**Requirement**
Retype the complete listing exactly as it appears.

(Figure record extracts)
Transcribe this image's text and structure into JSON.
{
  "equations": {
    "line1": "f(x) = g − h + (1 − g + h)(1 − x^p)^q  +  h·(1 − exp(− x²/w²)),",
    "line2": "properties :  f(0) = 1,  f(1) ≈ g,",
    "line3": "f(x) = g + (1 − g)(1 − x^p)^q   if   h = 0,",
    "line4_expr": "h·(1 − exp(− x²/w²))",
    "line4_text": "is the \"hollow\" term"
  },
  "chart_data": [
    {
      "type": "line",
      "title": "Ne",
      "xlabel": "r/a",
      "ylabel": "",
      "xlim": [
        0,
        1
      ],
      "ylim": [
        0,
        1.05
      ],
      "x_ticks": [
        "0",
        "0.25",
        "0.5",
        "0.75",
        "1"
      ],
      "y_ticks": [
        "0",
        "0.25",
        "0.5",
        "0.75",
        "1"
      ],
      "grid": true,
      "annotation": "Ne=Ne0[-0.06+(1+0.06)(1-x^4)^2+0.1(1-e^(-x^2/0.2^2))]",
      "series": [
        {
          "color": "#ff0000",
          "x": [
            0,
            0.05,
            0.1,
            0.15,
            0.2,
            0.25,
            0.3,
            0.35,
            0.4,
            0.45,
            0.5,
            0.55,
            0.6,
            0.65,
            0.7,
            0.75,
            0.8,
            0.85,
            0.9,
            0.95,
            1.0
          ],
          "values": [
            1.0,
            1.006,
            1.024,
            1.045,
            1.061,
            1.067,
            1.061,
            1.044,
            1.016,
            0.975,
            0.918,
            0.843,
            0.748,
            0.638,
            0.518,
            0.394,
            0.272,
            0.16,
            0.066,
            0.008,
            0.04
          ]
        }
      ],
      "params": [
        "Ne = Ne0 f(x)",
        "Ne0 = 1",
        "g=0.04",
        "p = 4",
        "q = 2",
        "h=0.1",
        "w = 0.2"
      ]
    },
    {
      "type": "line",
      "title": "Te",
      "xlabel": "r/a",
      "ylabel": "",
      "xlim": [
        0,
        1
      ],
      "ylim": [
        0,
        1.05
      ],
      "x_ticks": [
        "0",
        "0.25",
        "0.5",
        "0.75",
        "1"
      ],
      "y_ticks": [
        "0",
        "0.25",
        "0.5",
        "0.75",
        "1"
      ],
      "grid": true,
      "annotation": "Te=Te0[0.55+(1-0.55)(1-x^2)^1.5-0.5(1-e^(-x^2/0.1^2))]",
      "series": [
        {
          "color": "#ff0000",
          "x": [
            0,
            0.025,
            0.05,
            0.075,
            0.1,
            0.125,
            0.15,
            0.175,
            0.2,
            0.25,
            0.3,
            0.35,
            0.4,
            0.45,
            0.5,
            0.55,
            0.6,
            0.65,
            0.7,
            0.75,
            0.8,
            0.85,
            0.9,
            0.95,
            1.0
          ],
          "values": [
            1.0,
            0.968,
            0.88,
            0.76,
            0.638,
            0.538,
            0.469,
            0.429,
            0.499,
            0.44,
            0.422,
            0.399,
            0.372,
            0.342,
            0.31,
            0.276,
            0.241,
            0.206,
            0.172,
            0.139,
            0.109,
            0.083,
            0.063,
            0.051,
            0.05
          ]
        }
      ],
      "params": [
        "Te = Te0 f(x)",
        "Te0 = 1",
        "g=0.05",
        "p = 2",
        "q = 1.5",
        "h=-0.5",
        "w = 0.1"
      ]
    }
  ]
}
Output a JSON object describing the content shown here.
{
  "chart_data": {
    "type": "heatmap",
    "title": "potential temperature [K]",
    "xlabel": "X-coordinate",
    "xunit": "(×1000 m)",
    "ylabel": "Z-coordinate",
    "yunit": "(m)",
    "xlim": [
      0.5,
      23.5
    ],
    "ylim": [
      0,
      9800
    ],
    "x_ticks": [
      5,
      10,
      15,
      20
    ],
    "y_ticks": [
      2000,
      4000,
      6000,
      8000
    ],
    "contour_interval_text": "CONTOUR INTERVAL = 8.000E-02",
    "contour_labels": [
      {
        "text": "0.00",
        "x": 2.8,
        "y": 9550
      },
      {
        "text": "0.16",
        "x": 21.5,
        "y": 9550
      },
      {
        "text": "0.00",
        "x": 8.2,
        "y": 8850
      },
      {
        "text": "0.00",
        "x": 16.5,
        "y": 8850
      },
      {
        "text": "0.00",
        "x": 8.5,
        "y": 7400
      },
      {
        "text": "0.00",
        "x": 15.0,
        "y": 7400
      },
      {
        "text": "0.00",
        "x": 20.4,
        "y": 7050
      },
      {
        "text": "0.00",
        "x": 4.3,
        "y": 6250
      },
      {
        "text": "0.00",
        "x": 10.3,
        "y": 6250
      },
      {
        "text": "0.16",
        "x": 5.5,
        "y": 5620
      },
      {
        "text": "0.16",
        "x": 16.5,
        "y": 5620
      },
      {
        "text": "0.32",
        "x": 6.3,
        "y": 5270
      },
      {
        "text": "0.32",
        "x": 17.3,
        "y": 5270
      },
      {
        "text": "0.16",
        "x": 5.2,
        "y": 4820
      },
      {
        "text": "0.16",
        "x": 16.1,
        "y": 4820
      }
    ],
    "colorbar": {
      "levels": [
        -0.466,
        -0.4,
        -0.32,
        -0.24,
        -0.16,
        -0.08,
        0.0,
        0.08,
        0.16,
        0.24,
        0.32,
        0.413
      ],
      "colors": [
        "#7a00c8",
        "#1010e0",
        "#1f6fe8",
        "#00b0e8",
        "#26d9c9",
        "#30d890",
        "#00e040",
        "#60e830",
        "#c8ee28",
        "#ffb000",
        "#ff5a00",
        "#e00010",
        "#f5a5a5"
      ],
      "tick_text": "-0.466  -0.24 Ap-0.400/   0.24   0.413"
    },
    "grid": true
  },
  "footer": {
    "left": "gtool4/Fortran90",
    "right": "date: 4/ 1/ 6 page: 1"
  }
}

**Output below**
Transcribe this image's text and structure into JSON.
{
  "equations": {
    "line1": "f(x) = g − h + (1 − g + h)(1 − x^p)^q  +  h·(1 − exp(− x²/w²)),",
    "line2": "properties :  f(0) = 1,  f(1) ≈ g,",
    "line3": "f(x) = g + (1 − g)(1 − x^p)^q   if   h = 0,",
    "line4_expr": "h·(1 − exp(− x²/w²))",
    "line4_text": "is the \"hollow\" term"
  },
  "chart_data": [
    {
      "type": "line",
      "title": "Ne",
      "xlabel": "r/a",
      "ylabel": "",
      "xlim": [
        0,
        1
      ],
      "ylim": [
        0,
        1.05
      ],
      "x_ticks": [
        "0",
        "0.25",
        "0.5",
        "0.75",
        "1"
      ],
      "y_ticks": [
        "0",
        "0.25",
        "0.5",
        "0.75",
        "1"
      ],
      "grid": true,
      "annotation": "Ne=Ne0[-0.06+(1+0.06)(1-x^4)^2+0.1(1-e^(-x^2/0.2^2))]",
      "series": [
        {
          "color": "#ff0000",
          "x": [
            0,
            0.05,
            0.1,
            0.15,
            0.2,
            0.25,
            0.3,
            0.35,
            0.4,
            0.45,
            0.5,
            0.55,
            0.6,
            0.65,
            0.7,
            0.75,
            0.8,
            0.85,
            0.9,
            0.95,
            1.0
          ],
          "values": [
            1.0,
            1.006,
            1.024,
            1.045,
            1.061,
            1.067,
            1.061,
            1.044,
            1.016,
            0.975,
            0.918,
            0.843,
            0.748,
            0.638,
            0.518,
            0.394,
            0.272,
            0.16,
            0.066,
            0.008,
            0.04
          ]
        }
      ],
      "params": [
        "Ne = Ne0 f(x)",
        "Ne0 = 1",
        "g=0.04",
        "p = 4",
        "q = 2",
        "h=0.1",
        "w = 0.2"
      ]
    },
    {
      "type": "line",
      "title": "Te",
      "xlabel": "r/a",
      "ylabel": "",
      "xlim": [
        0,
        1
      ],
      "ylim": [
        0,
        1.05
      ],
      "x_ticks": [
        "0",
        "0.25",
        "0.5",
        "0.75",
        "1"
      ],
      "y_ticks": [
        "0",
        "0.25",
        "0.5",
        "0.75",
        "1"
      ],
      "grid": true,
      "annotation": "Te=Te0[0.55+(1-0.55)(1-x^2)^1.5-0.5(1-e^(-x^2/0.1^2))]",
      "series": [
        {
          "color": "#ff0000",
          "x": [
            0,
            0.025,
            0.05,
            0.075,
            0.1,
            0.125,
            0.15,
            0.175,
            0.2,
            0.25,
            0.3,
            0.35,
            0.4,
            0.45,
            0.5,
            0.55,
            0.6,
            0.65,
            0.7,
            0.75,
            0.8,
            0.85,
            0.9,
            0.95,
            1.0
          ],
          "values": [
            1.0,
            0.968,
            0.88,
            0.76,
            0.638,
            0.538,
            0.469,
            0.429,
            0.499,
            0.44,
            0.422,
            0.399,
            0.372,
            0.342,
            0.31,
            0.276,
            0.241,
            0.206,
            0.172,
            0.139,
            0.109,
            0.083,
            0.063,
            0.051,
            0.05
          ]
        }
      ],
      "params": [
        "Te = Te0 f(x)",
        "Te0 = 1",
        "g=0.05",
        "p = 2",
        "q = 1.5",
        "h=-0.5",
        "w = 0.1"
      ]
    }
  ]
}
Output a JSON object describing the content shown here.
{
  "chart_data": {
    "type": "heatmap",
    "title": "potential temperature [K]",
    "xlabel": "X-coordinate",
    "xunit": "(×1000 m)",
    "ylabel": "Z-coordinate",
    "yunit": "(m)",
    "xlim": [
      0.5,
      23.5
    ],
    "ylim": [
      0,
      9800
    ],
    "x_ticks": [
      5,
      10,
      15,
      20
    ],
    "y_ticks": [
      2000,
      4000,
      6000,
      8000
    ],
    "contour_interval_text": "CONTOUR INTERVAL = 8.000E-02",
    "contour_labels": [
      {
        "text": "0.00",
        "x": 2.8,
        "y": 9550
      },
      {
        "text": "0.16",
        "x": 21.5,
        "y": 9550
      },
      {
        "text": "0.00",
        "x": 8.2,
        "y": 8850
      },
      {
        "text": "0.00",
        "x": 16.5,
        "y": 8850
      },
      {
        "text": "0.00",
        "x": 8.5,
        "y": 7400
      },
      {
        "text": "0.00",
        "x": 15.0,
        "y": 7400
      },
      {
        "text": "0.00",
        "x": 20.4,
        "y": 7050
      },
      {
        "text": "0.00",
        "x": 4.3,
        "y": 6250
      },
      {
        "text": "0.00",
        "x": 10.3,
        "y": 6250
      },
      {
        "text": "0.16",
        "x": 5.5,
        "y": 5620
      },
      {
        "text": "0.16",
        "x": 16.5,
        "y": 5620
      },
      {
        "text": "0.32",
        "x": 6.3,
        "y": 5270
      },
      {
        "text": "0.32",
        "x": 17.3,
        "y": 5270
      },
      {
        "text": "0.16",
        "x": 5.2,
        "y": 4820
      },
      {
        "text": "0.16",
        "x": 16.1,
        "y": 4820
      }
    ],
    "colorbar": {
      "levels": [
        -0.466,
        -0.4,
        -0.32,
        -0.24,
        -0.16,
        -0.08,
        0.0,
        0.08,
        0.16,
        0.24,
        0.32,
        0.413
      ],
      "colors": [
        "#7a00c8",
        "#1010e0",
        "#1f6fe8",
        "#00b0e8",
        "#26d9c9",
        "#30d890",
        "#00e040",
        "#60e830",
        "#c8ee28",
        "#ffb000",
        "#ff5a00",
        "#e00010",
        "#f5a5a5"
      ],
      "tick_text": "-0.466  -0.24 Ap-0.400/   0.24   0.413"
    },
    "grid": true
  },
  "footer": {
    "left": "gtool4/Fortran90",
    "right": "date: 4/ 1/ 6 page: 1"
  }
}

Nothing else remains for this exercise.